## SET PROBLEM
Nothing in the data should change when you return it, but leave the pictures out.

— Start RECORDED INFORMATION —

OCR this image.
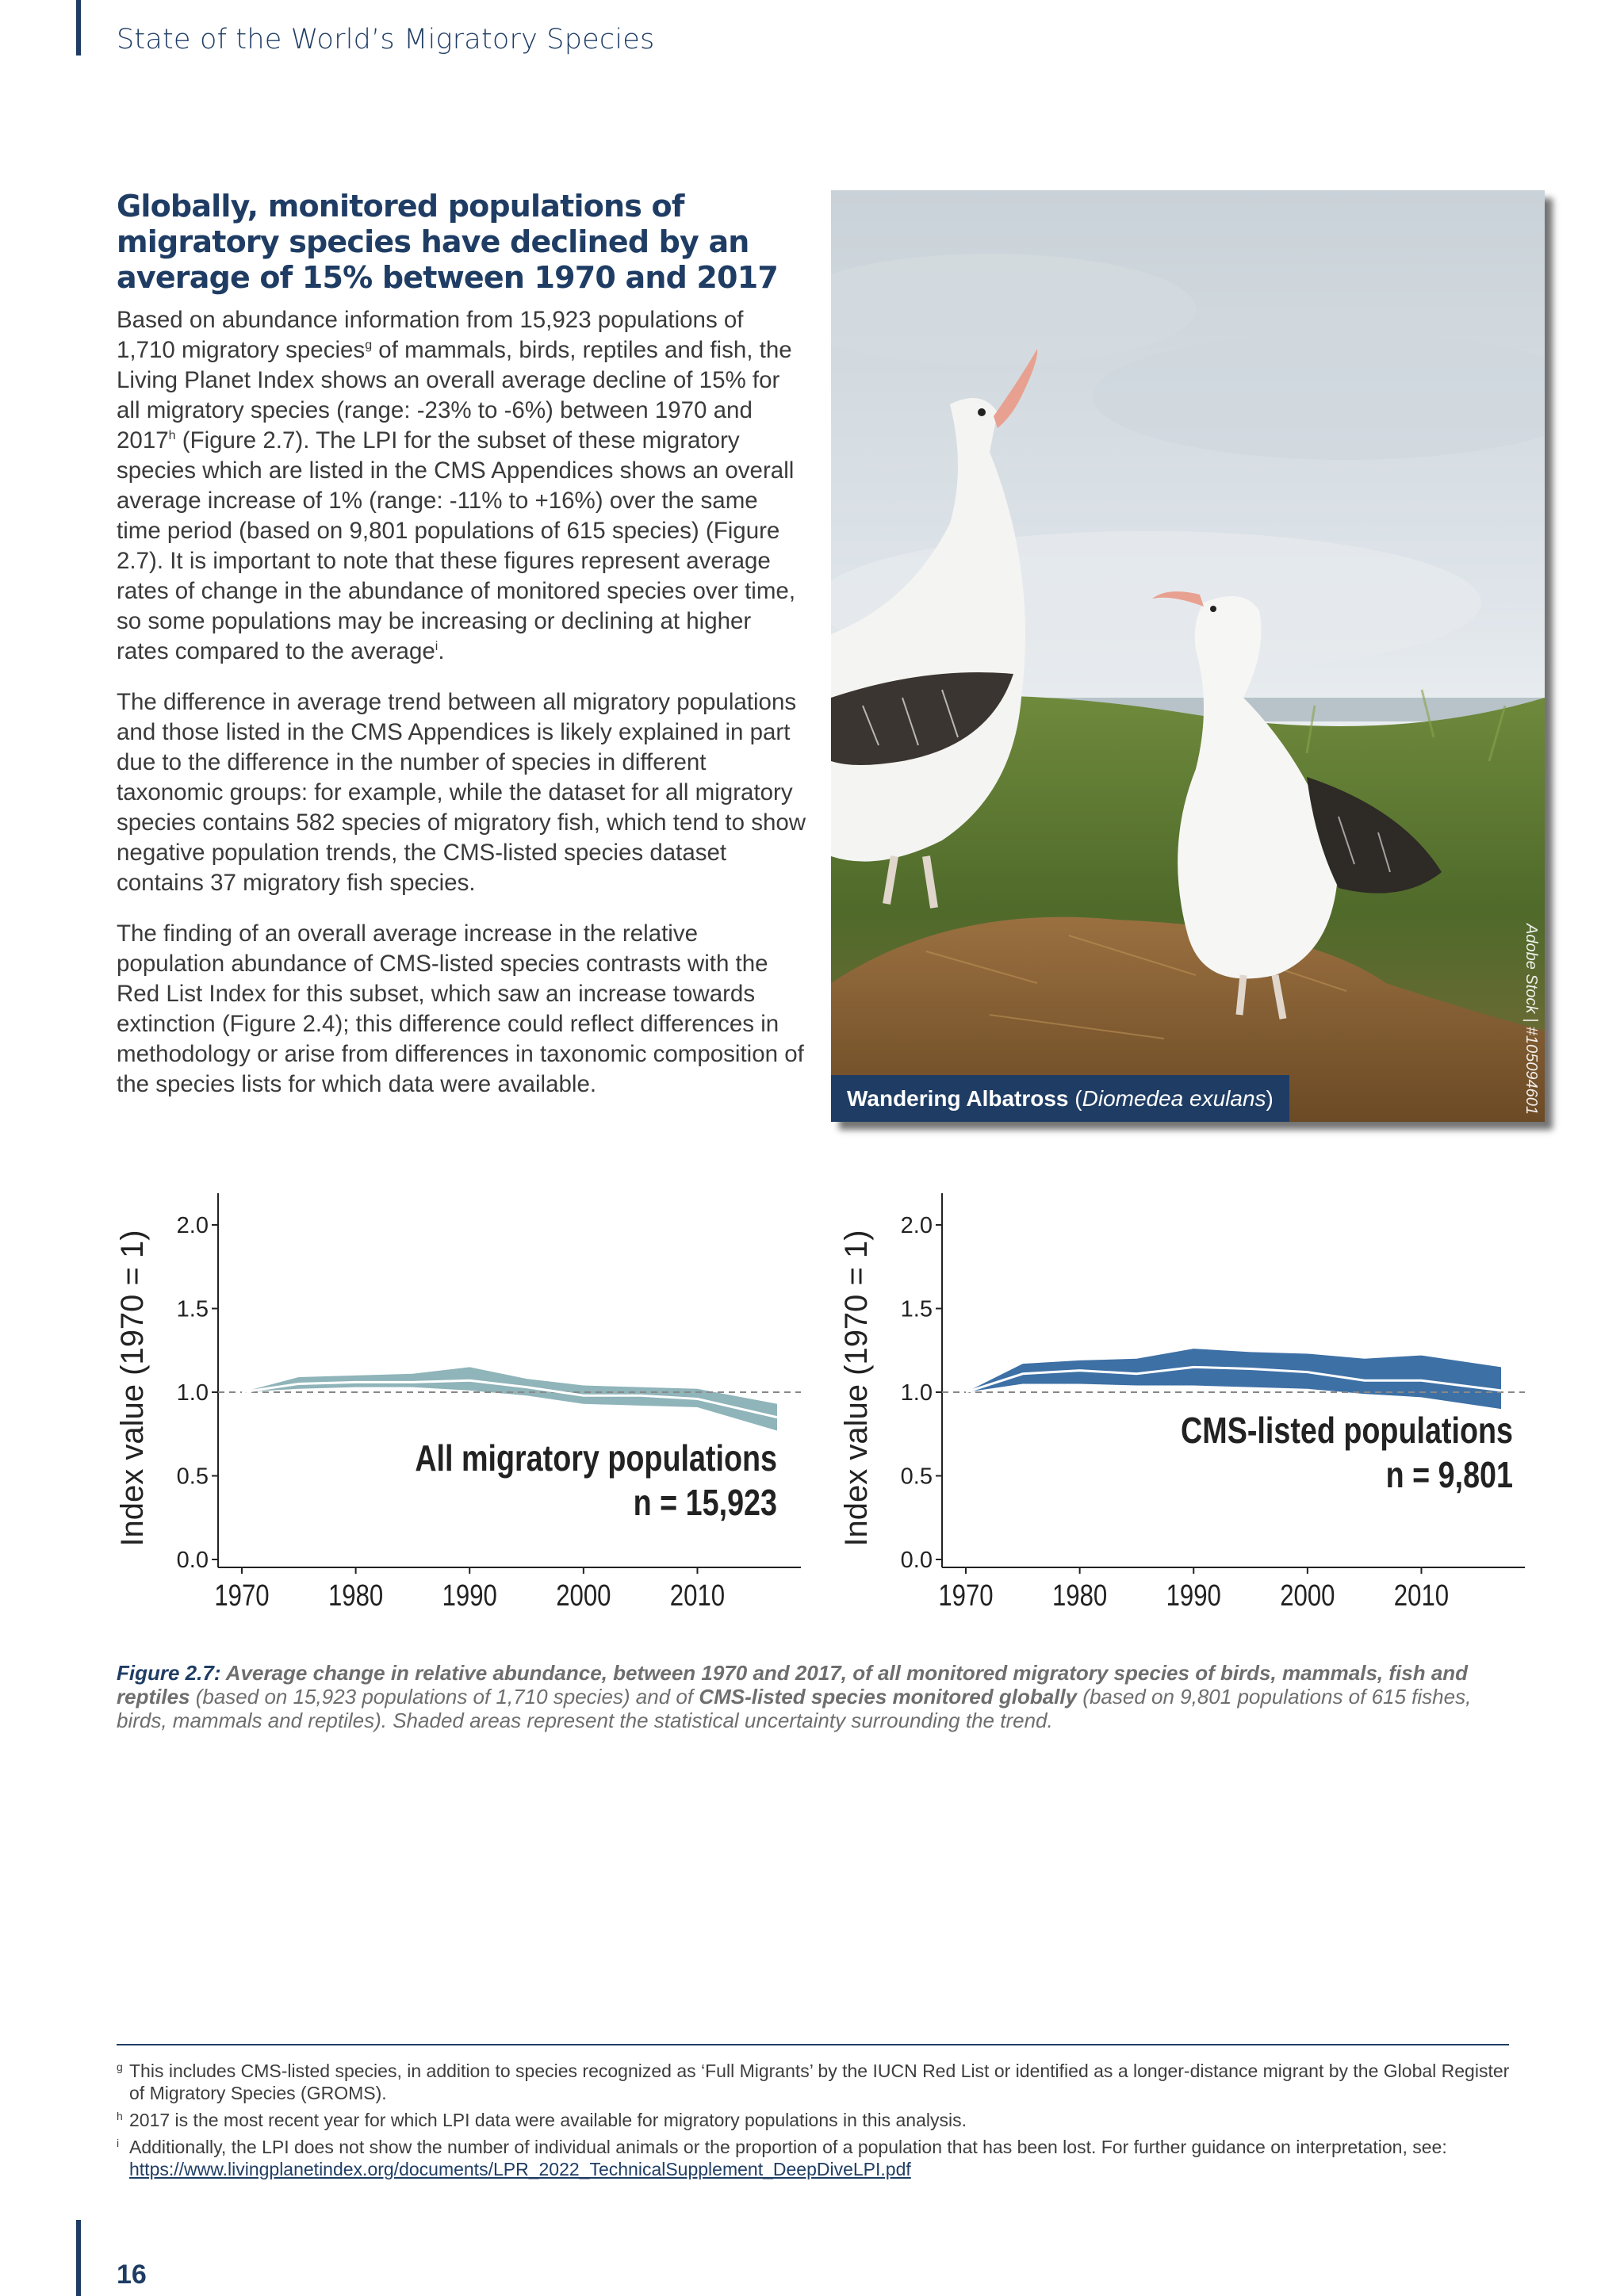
State of the World’s Migratory Species
Globally, monitored populations of migratory species have declined by an average of 15% between 1970 and 2017

Based on abundance information from 15,923 populations of 1,710 migratory species$^g$ of mammals, birds, reptiles and fish, the Living Planet Index shows an overall average decline of 15% for all migratory species (range: -23% to -6%) between 1970 and 2017$^h$ (Figure 2.7). The LPI for the subset of these migratory species which are listed in the CMS Appendices shows an overall average increase of 1% (range: -11% to +16%) over the same time period (based on 9,801 populations of 615 species) (Figure 2.7). It is important to note that these figures represent average rates of change in the abundance of monitored species over time, so some populations may be increasing or declining at higher rates compared to the average$^i$.

The difference in average trend between all migratory populations and those listed in the CMS Appendices is likely explained in part due to the difference in the number of species in different taxonomic groups: for example, while the dataset for all migratory species contains 582 species of migratory fish, which tend to show negative population trends, the CMS-listed species dataset contains 37 migratory fish species.

The finding of an overall average increase in the relative population abundance of CMS-listed species contrasts with the Red List Index for this subset, which saw an increase towards extinction (Figure 2.4); this difference could reflect differences in methodology or arise from differences in taxonomic composition of the species lists for which data were available.	Adobe Stock | #105094601
Wandering Albatross (Diomedea exulans)
Index value (1970 = 1)
0.0
0.5
1.0
1.5
2.0
1970 1980 1990 2000 2010
All migratory populations
n = 15,923 Index value (1970 = 1)
0.0
0.5
1.0
1.5
2.0
1970 1980 1990 2000 2010
CMS-listed populations
n = 9,801
Figure 2.7: Average change in relative abundance, between 1970 and 2017, of all monitored migratory species of birds, mammals, fish and reptiles (based on 15,923 populations of 1,710 species) and of CMS-listed species monitored globally (based on 9,801 populations of 615 fishes, birds, mammals and reptiles). Shaded areas represent the statistical uncertainty surrounding the trend.
g This includes CMS-listed species, in addition to species recognized as ‘Full Migrants’ by the IUCN Red List or identified as a longer-distance migrant by the Global Register of Migratory Species (GROMS).
h 2017 is the most recent year for which LPI data were available for migratory populations in this analysis.
i Additionally, the LPI does not show the number of individual animals or the proportion of a population that has been lost. For further guidance on interpretation, see: https://www.livingplanetindex.org/documents/LPR_2022_TechnicalSupplement_DeepDiveLPI.pdf
16
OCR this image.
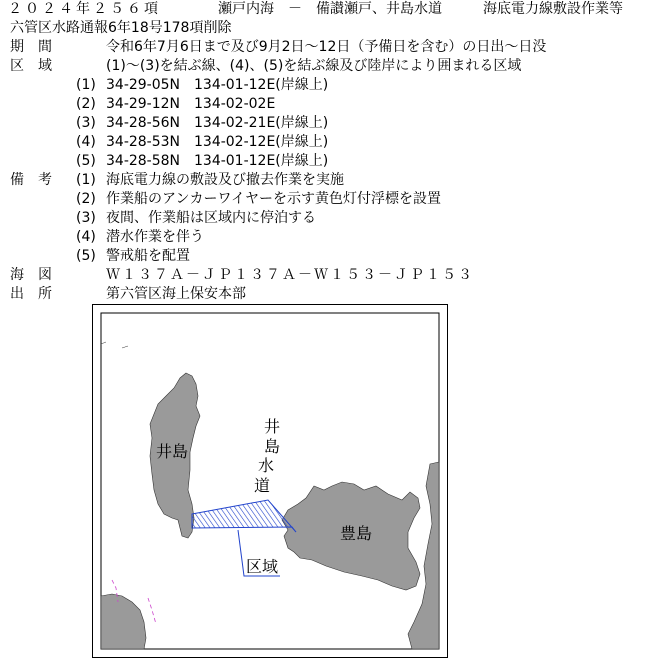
２０２４年２５６項	瀬戸内海　－　備讃瀬戸、井島水道	海底電力線敷設作業等
六管区水路通報6年18号178項削除
期　間	令和6年7月6日まで及び9月2日～12日（予備日を含む）の日出～日没
区　域	(1)～(3)を結ぶ線、(4)、(5)を結ぶ線及び陸岸により囲まれる区域
(1) 34-29-05N 134-01-12E(岸線上)
(2) 34-29-12N 134-02-02E
(3) 34-28-56N 134-02-21E(岸線上)
(4) 34-28-53N 134-02-12E(岸線上)
(5) 34-28-58N 134-01-12E(岸線上)
備　考 (1) 海底電力線の敷設及び撤去作業を実施
(2) 作業船のアンカーワイヤーを示す黄色灯付浮標を設置
(3) 夜間、作業船は区域内に停泊する
(4) 潜水作業を伴う
(5) 警戒船を配置
海　図	Ｗ１３７Ａ－ＪＰ１３７Ａ－Ｗ１５３－ＪＰ１５３
出　所	第六管区海上保安本部
井島
豊島
井
島
水
道
区域
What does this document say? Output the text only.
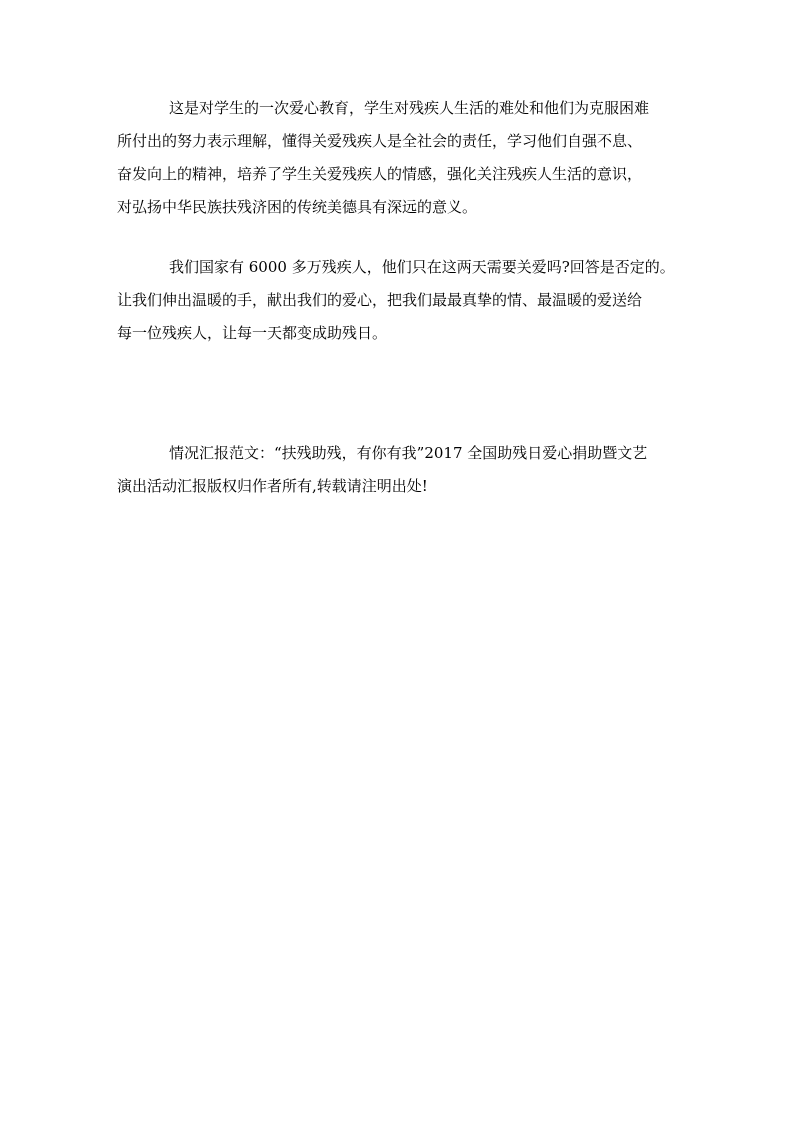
这是对学生的一次爱心教育，学生对残疾人生活的难处和他们为克服困难
所付出的努力表示理解，懂得关爱残疾人是全社会的责任，学习他们自强不息、
奋发向上的精神，培养了学生关爱残疾人的情感，强化关注残疾人生活的意识，
对弘扬中华民族扶残济困的传统美德具有深远的意义。

我们国家有 6000 多万残疾人，他们只在这两天需要关爱吗?回答是否定的。
让我们伸出温暖的手，献出我们的爱心，把我们最最真挚的情、最温暖的爱送给
每一位残疾人，让每一天都变成助残日。

情况汇报范文：“扶残助残，有你有我”2017 全国助残日爱心捐助暨文艺
演出活动汇报版权归作者所有,转载请注明出处!
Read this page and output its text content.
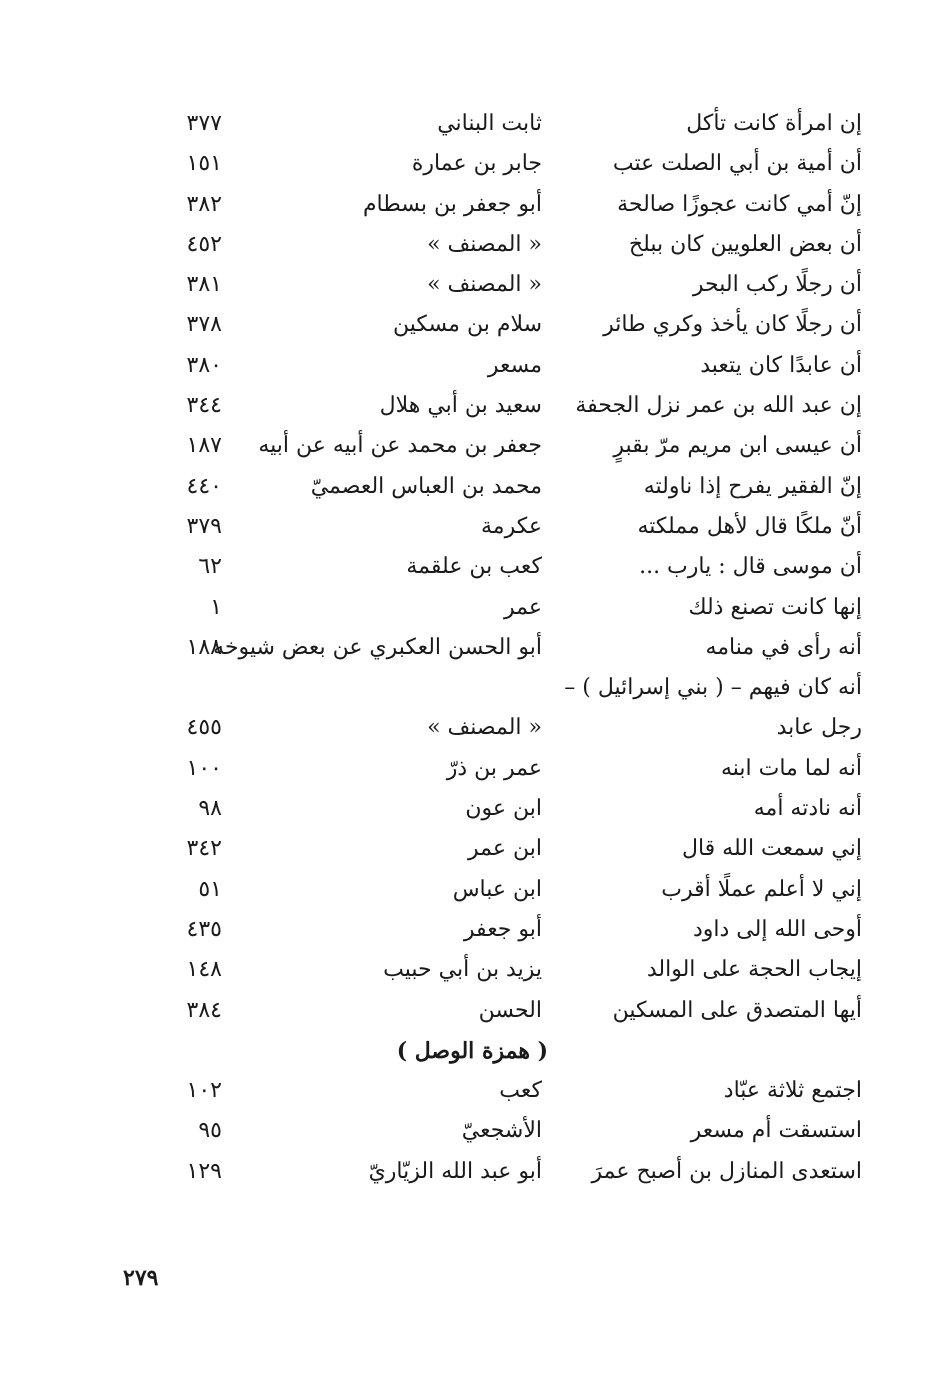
إن امرأة كانت تأكل
ثابت البناني
٣٧٧
أن أمية بن أبي الصلت عتب
جابر بن عمارة
١٥١
إنّ أمي كانت عجوزًا صالحة
أبو جعفر بن بسطام
٣٨٢
أن بعض العلويين كان ببلخ
« المصنف »
٤٥٢
أن رجلًا ركب البحر
« المصنف »
٣٨١
أن رجلًا كان يأخذ وكري طائر
سلام بن مسكين
٣٧٨
أن عابدًا كان يتعبد
مسعر
٣٨٠
إن عبد الله بن عمر نزل الجحفة
سعيد بن أبي هلال
٣٤٤
أن عيسى ابن مريم مرّ بقبرٍ
جعفر بن محمد عن أبيه عن أبيه
١٨٧
إنّ الفقير يفرح إذا ناولته
محمد بن العباس العصميّ
٤٤٠
أنّ ملكًا قال لأهل مملكته
عكرمة
٣٧٩
أن موسى قال : يارب ...
كعب بن علقمة
٦٢
إنها كانت تصنع ذلك
عمر
١
أنه رأى في منامه
أبو الحسن العكبري عن بعض شيوخه
١٨٨
أنه كان فيهم – ( بني إسرائيل ) –
رجل عابد
« المصنف »
٤٥٥
أنه لما مات ابنه
عمر بن ذرّ
١٠٠
أنه نادته أمه
ابن عون
٩٨
إني سمعت الله قال
ابن عمر
٣٤٢
إني لا أعلم عملًا أقرب
ابن عباس
٥١
أوحى الله إلى داود
أبو جعفر
٤٣٥
إيجاب الحجة على الوالد
يزيد بن أبي حبيب
١٤٨
أيها المتصدق على المسكين
الحسن
٣٨٤
( همزة الوصل )
اجتمع ثلاثة عبّاد
كعب
١٠٢
استسقت أم مسعر
الأشجعيّ
٩٥
استعدى المنازل بن أصبح عمرَ
أبو عبد الله الزيّاريّ
١٢٩
٢٧٩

— End RECORDED INFORMATION —

## RESULT OF THIS EXERCISE
OCR this image.
State of the World’s Migratory Species
Globally, monitored populations of migratory species have declined by an average of 15% between 1970 and 2017

Based on abundance information from 15,923 populations of 1,710 migratory species$^g$ of mammals, birds, reptiles and fish, the Living Planet Index shows an overall average decline of 15% for all migratory species (range: -23% to -6%) between 1970 and 2017$^h$ (Figure 2.7). The LPI for the subset of these migratory species which are listed in the CMS Appendices shows an overall average increase of 1% (range: -11% to +16%) over the same time period (based on 9,801 populations of 615 species) (Figure 2.7). It is important to note that these figures represent average rates of change in the abundance of monitored species over time, so some populations may be increasing or declining at higher rates compared to the average$^i$.

The difference in average trend between all migratory populations and those listed in the CMS Appendices is likely explained in part due to the difference in the number of species in different taxonomic groups: for example, while the dataset for all migratory species contains 582 species of migratory fish, which tend to show negative population trends, the CMS-listed species dataset contains 37 migratory fish species.

The finding of an overall average increase in the relative population abundance of CMS-listed species contrasts with the Red List Index for this subset, which saw an increase towards extinction (Figure 2.4); this difference could reflect differences in methodology or arise from differences in taxonomic composition of the species lists for which data were available.	Adobe Stock | #105094601
Wandering Albatross (Diomedea exulans)
Index value (1970 = 1)
0.0
0.5
1.0
1.5
2.0
1970 1980 1990 2000 2010
All migratory populations
n = 15,923 Index value (1970 = 1)
0.0
0.5
1.0
1.5
2.0
1970 1980 1990 2000 2010
CMS-listed populations
n = 9,801
Figure 2.7: Average change in relative abundance, between 1970 and 2017, of all monitored migratory species of birds, mammals, fish and reptiles (based on 15,923 populations of 1,710 species) and of CMS-listed species monitored globally (based on 9,801 populations of 615 fishes, birds, mammals and reptiles). Shaded areas represent the statistical uncertainty surrounding the trend.
g This includes CMS-listed species, in addition to species recognized as ‘Full Migrants’ by the IUCN Red List or identified as a longer-distance migrant by the Global Register of Migratory Species (GROMS).
h 2017 is the most recent year for which LPI data were available for migratory populations in this analysis.
i Additionally, the LPI does not show the number of individual animals or the proportion of a population that has been lost. For further guidance on interpretation, see: https://www.livingplanetindex.org/documents/LPR_2022_TechnicalSupplement_DeepDiveLPI.pdf
16
OCR this image.
２０２４年２５６項	瀬戸内海　－　備讃瀬戸、井島水道	海底電力線敷設作業等
六管区水路通報6年18号178項削除
期　間	令和6年7月6日まで及び9月2日～12日（予備日を含む）の日出～日没
区　域	(1)～(3)を結ぶ線、(4)、(5)を結ぶ線及び陸岸により囲まれる区域
(1) 34-29-05N 134-01-12E(岸線上)
(2) 34-29-12N 134-02-02E
(3) 34-28-56N 134-02-21E(岸線上)
(4) 34-28-53N 134-02-12E(岸線上)
(5) 34-28-58N 134-01-12E(岸線上)
備　考 (1) 海底電力線の敷設及び撤去作業を実施
(2) 作業船のアンカーワイヤーを示す黄色灯付浮標を設置
(3) 夜間、作業船は区域内に停泊する
(4) 潜水作業を伴う
(5) 警戒船を配置
海　図	Ｗ１３７Ａ－ＪＰ１３７Ａ－Ｗ１５３－ＪＰ１５３
出　所	第六管区海上保安本部
井島
豊島
井
島
水
道
区域
What does this document say? Output the text only.
这是对学生的一次爱心教育，学生对残疾人生活的难处和他们为克服困难
所付出的努力表示理解，懂得关爱残疾人是全社会的责任，学习他们自强不息、
奋发向上的精神，培养了学生关爱残疾人的情感，强化关注残疾人生活的意识，
对弘扬中华民族扶残济困的传统美德具有深远的意义。

我们国家有 6000 多万残疾人，他们只在这两天需要关爱吗?回答是否定的。
让我们伸出温暖的手，献出我们的爱心，把我们最最真挚的情、最温暖的爱送给
每一位残疾人，让每一天都变成助残日。

情况汇报范文：“扶残助残，有你有我”2017 全国助残日爱心捐助暨文艺
演出活动汇报版权归作者所有,转载请注明出处!
Read this page and output its text content.
إن امرأة كانت تأكل
ثابت البناني
٣٧٧
أن أمية بن أبي الصلت عتب
جابر بن عمارة
١٥١
إنّ أمي كانت عجوزًا صالحة
أبو جعفر بن بسطام
٣٨٢
أن بعض العلويين كان ببلخ
« المصنف »
٤٥٢
أن رجلًا ركب البحر
« المصنف »
٣٨١
أن رجلًا كان يأخذ وكري طائر
سلام بن مسكين
٣٧٨
أن عابدًا كان يتعبد
مسعر
٣٨٠
إن عبد الله بن عمر نزل الجحفة
سعيد بن أبي هلال
٣٤٤
أن عيسى ابن مريم مرّ بقبرٍ
جعفر بن محمد عن أبيه عن أبيه
١٨٧
إنّ الفقير يفرح إذا ناولته
محمد بن العباس العصميّ
٤٤٠
أنّ ملكًا قال لأهل مملكته
عكرمة
٣٧٩
أن موسى قال : يارب ...
كعب بن علقمة
٦٢
إنها كانت تصنع ذلك
عمر
١
أنه رأى في منامه
أبو الحسن العكبري عن بعض شيوخه
١٨٨
أنه كان فيهم – ( بني إسرائيل ) –
رجل عابد
« المصنف »
٤٥٥
أنه لما مات ابنه
عمر بن ذرّ
١٠٠
أنه نادته أمه
ابن عون
٩٨
إني سمعت الله قال
ابن عمر
٣٤٢
إني لا أعلم عملًا أقرب
ابن عباس
٥١
أوحى الله إلى داود
أبو جعفر
٤٣٥
إيجاب الحجة على الوالد
يزيد بن أبي حبيب
١٤٨
أيها المتصدق على المسكين
الحسن
٣٨٤
( همزة الوصل )
اجتمع ثلاثة عبّاد
كعب
١٠٢
استسقت أم مسعر
الأشجعيّ
٩٥
استعدى المنازل بن أصبح عمرَ
أبو عبد الله الزيّاريّ
١٢٩
٢٧٩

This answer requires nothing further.